## What you are asked to do
Where the word "date" occurs in a line, return that line.

===== Given entries =====

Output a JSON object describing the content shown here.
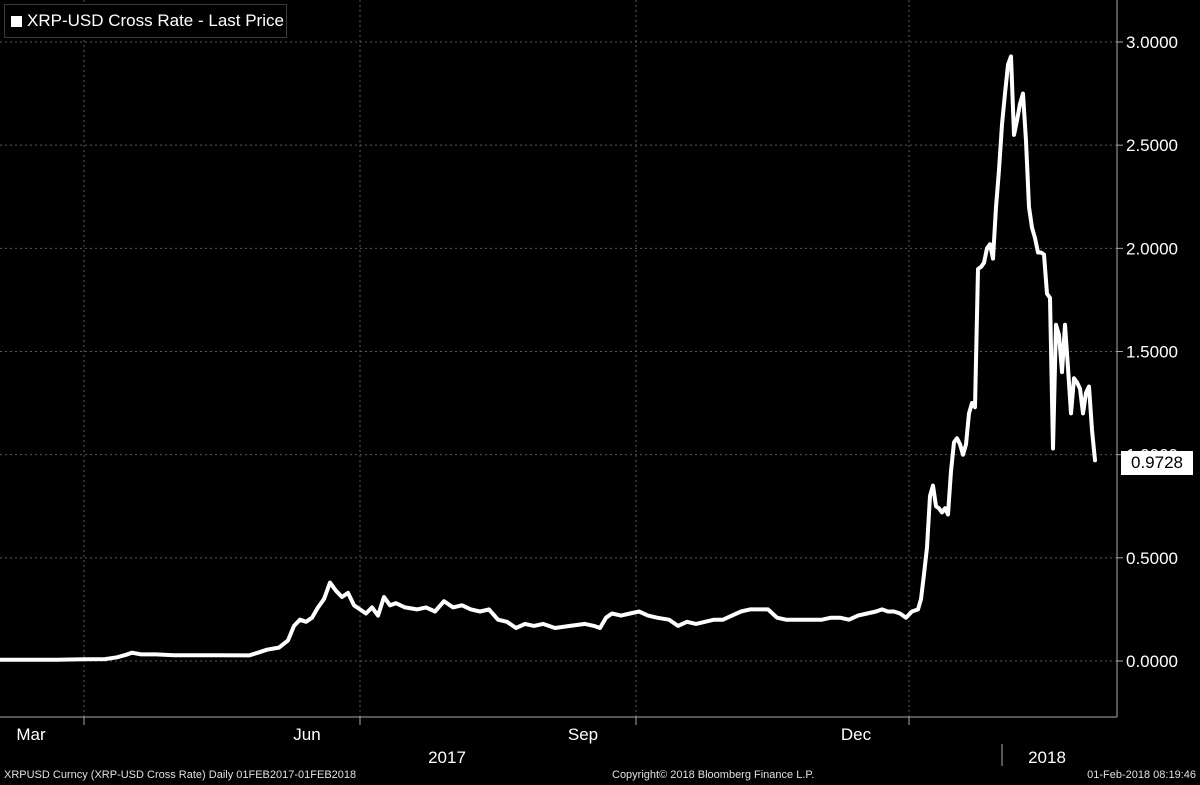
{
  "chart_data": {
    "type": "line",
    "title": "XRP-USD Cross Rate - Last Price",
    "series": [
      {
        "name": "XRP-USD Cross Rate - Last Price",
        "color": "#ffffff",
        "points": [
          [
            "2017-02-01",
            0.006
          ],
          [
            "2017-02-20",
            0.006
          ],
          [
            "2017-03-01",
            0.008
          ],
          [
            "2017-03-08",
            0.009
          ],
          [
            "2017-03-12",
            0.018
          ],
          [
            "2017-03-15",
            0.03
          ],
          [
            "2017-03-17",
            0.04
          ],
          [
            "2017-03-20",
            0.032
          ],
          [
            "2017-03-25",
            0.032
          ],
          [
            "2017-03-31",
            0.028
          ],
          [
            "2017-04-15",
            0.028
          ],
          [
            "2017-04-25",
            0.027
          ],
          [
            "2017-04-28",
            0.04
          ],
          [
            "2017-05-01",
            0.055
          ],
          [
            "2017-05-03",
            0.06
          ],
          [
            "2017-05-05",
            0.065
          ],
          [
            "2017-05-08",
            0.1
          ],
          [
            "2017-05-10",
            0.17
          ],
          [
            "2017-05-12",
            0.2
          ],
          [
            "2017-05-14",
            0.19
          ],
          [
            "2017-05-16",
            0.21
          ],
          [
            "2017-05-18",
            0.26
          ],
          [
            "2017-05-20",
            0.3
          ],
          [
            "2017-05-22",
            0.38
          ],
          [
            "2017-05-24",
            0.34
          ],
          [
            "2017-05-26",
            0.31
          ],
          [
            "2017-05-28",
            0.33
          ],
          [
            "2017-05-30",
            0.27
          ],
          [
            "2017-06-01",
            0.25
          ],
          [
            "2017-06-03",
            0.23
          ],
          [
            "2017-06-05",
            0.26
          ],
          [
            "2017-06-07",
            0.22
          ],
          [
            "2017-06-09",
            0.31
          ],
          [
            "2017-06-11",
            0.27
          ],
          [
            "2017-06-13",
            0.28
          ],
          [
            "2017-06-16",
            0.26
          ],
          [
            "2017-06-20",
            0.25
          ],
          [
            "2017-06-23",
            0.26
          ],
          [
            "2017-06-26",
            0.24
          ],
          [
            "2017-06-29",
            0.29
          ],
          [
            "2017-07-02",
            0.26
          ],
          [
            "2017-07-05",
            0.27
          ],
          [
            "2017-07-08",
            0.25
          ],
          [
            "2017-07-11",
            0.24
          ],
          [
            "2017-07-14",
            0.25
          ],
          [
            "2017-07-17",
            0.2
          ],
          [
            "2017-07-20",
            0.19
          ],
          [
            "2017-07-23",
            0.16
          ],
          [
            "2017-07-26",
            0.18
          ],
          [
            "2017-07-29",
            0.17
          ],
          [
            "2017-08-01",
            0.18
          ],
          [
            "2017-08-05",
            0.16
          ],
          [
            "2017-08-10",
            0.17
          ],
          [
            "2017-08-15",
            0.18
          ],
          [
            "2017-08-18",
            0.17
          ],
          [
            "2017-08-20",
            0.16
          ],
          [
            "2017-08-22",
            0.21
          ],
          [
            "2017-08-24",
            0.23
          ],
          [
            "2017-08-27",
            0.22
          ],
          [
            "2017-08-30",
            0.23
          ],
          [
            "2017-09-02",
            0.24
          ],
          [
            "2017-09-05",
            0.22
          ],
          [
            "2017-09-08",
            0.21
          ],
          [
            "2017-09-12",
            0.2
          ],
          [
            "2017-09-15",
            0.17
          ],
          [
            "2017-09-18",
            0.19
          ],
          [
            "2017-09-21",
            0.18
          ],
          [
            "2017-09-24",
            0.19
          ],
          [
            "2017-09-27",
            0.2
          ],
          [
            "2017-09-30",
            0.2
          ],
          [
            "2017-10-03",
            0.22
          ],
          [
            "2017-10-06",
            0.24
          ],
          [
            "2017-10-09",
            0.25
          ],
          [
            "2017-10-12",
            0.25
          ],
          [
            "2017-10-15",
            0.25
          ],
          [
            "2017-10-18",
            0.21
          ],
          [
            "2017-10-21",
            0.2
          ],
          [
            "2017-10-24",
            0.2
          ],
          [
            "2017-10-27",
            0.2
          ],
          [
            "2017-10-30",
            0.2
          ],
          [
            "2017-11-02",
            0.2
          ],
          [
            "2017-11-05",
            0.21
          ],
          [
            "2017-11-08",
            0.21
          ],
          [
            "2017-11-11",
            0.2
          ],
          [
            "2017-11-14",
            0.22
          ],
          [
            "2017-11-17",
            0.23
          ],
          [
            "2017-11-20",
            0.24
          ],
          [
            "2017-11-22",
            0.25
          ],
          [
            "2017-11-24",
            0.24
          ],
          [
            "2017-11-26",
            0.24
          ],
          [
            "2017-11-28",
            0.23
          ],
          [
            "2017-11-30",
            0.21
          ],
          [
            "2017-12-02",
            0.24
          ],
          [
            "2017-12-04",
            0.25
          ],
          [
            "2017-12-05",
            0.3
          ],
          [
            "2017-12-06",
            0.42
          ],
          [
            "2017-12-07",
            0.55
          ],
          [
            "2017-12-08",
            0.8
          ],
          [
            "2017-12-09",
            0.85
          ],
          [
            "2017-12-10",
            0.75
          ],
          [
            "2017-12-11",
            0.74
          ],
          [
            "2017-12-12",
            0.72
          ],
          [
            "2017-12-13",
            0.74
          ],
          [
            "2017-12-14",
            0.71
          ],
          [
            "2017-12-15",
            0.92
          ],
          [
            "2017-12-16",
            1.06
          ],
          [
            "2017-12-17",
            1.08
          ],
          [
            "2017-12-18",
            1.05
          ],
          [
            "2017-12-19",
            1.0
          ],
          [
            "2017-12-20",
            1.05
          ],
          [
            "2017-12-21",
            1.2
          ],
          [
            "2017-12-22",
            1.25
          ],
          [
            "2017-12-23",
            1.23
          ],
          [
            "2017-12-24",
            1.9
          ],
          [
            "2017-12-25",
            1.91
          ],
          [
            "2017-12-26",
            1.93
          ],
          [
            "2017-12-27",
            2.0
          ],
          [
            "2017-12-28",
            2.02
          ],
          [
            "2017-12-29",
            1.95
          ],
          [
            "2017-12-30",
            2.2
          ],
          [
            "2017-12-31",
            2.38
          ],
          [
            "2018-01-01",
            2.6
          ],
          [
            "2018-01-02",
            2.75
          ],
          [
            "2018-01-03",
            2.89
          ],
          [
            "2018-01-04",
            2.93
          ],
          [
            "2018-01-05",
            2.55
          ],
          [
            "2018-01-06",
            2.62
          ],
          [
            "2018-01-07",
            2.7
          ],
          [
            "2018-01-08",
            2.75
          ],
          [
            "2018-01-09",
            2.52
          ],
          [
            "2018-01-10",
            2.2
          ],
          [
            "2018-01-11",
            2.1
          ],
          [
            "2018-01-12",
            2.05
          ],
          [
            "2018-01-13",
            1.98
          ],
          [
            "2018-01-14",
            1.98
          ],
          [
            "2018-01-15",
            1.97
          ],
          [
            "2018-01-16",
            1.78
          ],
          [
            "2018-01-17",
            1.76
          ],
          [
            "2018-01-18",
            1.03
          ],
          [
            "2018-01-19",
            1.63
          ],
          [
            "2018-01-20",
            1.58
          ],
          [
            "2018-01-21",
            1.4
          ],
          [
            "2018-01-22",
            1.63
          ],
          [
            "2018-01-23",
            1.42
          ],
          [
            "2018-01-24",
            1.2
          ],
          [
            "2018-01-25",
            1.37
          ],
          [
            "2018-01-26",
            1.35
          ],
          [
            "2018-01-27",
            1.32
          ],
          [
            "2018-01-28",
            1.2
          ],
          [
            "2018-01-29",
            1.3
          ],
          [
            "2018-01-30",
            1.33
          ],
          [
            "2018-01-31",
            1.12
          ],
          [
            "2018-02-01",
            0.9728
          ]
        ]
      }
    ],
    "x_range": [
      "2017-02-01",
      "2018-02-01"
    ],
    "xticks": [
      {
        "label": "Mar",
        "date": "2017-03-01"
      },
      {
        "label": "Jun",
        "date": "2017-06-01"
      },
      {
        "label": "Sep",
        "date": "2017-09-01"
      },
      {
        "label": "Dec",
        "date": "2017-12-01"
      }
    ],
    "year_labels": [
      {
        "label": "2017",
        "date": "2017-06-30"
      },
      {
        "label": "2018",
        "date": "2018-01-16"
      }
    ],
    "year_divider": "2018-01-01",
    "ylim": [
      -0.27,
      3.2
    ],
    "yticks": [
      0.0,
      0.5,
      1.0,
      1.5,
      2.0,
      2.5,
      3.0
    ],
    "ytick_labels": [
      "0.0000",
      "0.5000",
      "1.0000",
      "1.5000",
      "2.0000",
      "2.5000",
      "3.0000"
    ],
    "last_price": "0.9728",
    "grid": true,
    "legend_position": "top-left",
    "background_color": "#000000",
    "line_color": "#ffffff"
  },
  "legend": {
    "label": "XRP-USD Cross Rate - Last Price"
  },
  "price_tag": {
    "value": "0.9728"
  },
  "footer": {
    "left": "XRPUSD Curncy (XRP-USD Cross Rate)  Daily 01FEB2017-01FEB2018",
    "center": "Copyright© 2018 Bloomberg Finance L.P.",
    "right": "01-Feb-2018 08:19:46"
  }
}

=====
===== Given entries =====

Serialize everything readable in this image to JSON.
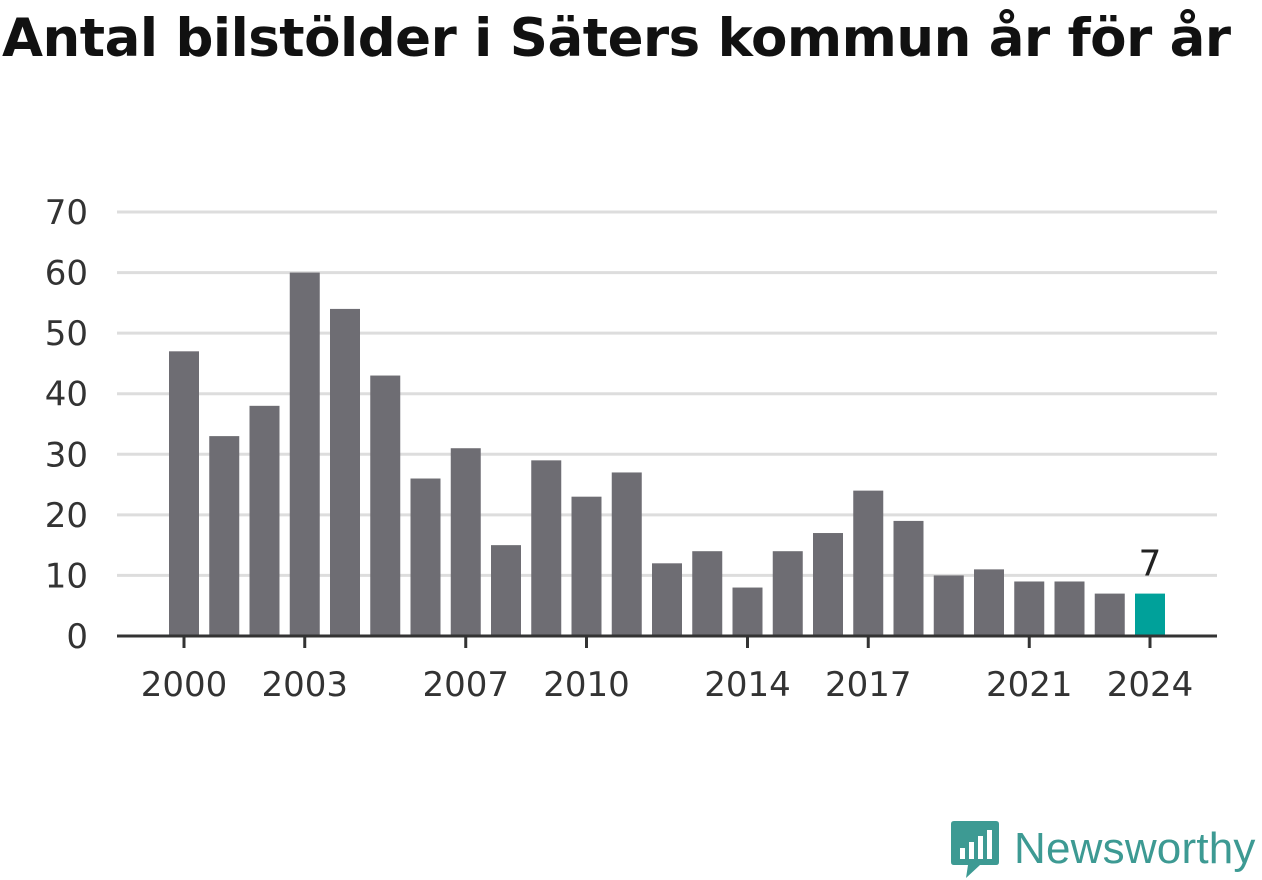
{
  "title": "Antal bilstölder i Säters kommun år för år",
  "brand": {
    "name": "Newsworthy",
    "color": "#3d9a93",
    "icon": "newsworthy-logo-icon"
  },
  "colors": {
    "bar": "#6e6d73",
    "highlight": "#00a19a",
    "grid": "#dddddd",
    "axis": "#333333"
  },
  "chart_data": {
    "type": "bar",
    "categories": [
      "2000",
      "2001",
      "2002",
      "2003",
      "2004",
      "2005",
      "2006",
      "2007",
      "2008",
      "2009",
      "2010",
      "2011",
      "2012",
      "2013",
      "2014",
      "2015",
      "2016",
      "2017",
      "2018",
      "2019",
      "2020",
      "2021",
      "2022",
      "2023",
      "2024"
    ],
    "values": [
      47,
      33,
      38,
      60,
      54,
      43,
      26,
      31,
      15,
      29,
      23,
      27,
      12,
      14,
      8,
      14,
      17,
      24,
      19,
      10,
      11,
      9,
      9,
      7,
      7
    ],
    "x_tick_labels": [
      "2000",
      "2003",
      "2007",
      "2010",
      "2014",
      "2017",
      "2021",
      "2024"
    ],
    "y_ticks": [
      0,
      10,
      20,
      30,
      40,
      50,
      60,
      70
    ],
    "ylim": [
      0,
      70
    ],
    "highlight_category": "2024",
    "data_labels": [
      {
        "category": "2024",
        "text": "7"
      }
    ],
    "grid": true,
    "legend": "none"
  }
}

=====

## Correct answer
        "date": "2017-03-01"
        "date": "2017-06-01"
        "date": "2017-09-01"
        "date": "2017-12-01"
        "date": "2017-06-30"
        "date": "2018-01-16"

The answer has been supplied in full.